_Task instructions_
Reproduce the records below exactly as they appear.
══════
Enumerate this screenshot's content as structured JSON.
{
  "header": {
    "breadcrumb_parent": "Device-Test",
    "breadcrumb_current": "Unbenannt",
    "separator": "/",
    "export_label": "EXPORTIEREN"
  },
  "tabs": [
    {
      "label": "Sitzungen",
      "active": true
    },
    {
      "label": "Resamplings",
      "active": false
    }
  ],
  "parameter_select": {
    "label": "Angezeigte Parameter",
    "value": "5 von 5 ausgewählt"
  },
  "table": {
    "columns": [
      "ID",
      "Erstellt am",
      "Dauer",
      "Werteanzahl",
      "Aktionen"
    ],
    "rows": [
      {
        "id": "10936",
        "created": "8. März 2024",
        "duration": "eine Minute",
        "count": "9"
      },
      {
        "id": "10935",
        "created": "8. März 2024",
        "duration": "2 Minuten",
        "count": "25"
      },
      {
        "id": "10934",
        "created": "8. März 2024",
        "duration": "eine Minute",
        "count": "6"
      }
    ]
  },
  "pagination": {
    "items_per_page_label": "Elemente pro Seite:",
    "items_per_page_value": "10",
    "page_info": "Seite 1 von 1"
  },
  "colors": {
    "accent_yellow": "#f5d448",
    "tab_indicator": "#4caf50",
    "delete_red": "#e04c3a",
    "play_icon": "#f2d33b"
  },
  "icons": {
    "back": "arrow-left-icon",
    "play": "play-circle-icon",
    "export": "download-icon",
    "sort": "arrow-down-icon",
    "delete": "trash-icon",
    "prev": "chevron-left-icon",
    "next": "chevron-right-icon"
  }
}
══════
_Expected answer_
Enumerate this screenshot's content as structured JSON.
{
  "header": {
    "breadcrumb_parent": "Device-Test",
    "breadcrumb_current": "Unbenannt",
    "separator": "/",
    "export_label": "EXPORTIEREN"
  },
  "tabs": [
    {
      "label": "Sitzungen",
      "active": true
    },
    {
      "label": "Resamplings",
      "active": false
    }
  ],
  "parameter_select": {
    "label": "Angezeigte Parameter",
    "value": "5 von 5 ausgewählt"
  },
  "table": {
    "columns": [
      "ID",
      "Erstellt am",
      "Dauer",
      "Werteanzahl",
      "Aktionen"
    ],
    "rows": [
      {
        "id": "10936",
        "created": "8. März 2024",
        "duration": "eine Minute",
        "count": "9"
      },
      {
        "id": "10935",
        "created": "8. März 2024",
        "duration": "2 Minuten",
        "count": "25"
      },
      {
        "id": "10934",
        "created": "8. März 2024",
        "duration": "eine Minute",
        "count": "6"
      }
    ]
  },
  "pagination": {
    "items_per_page_label": "Elemente pro Seite:",
    "items_per_page_value": "10",
    "page_info": "Seite 1 von 1"
  },
  "colors": {
    "accent_yellow": "#f5d448",
    "tab_indicator": "#4caf50",
    "delete_red": "#e04c3a",
    "play_icon": "#f2d33b"
  },
  "icons": {
    "back": "arrow-left-icon",
    "play": "play-circle-icon",
    "export": "download-icon",
    "sort": "arrow-down-icon",
    "delete": "trash-icon",
    "prev": "chevron-left-icon",
    "next": "chevron-right-icon"
  }
}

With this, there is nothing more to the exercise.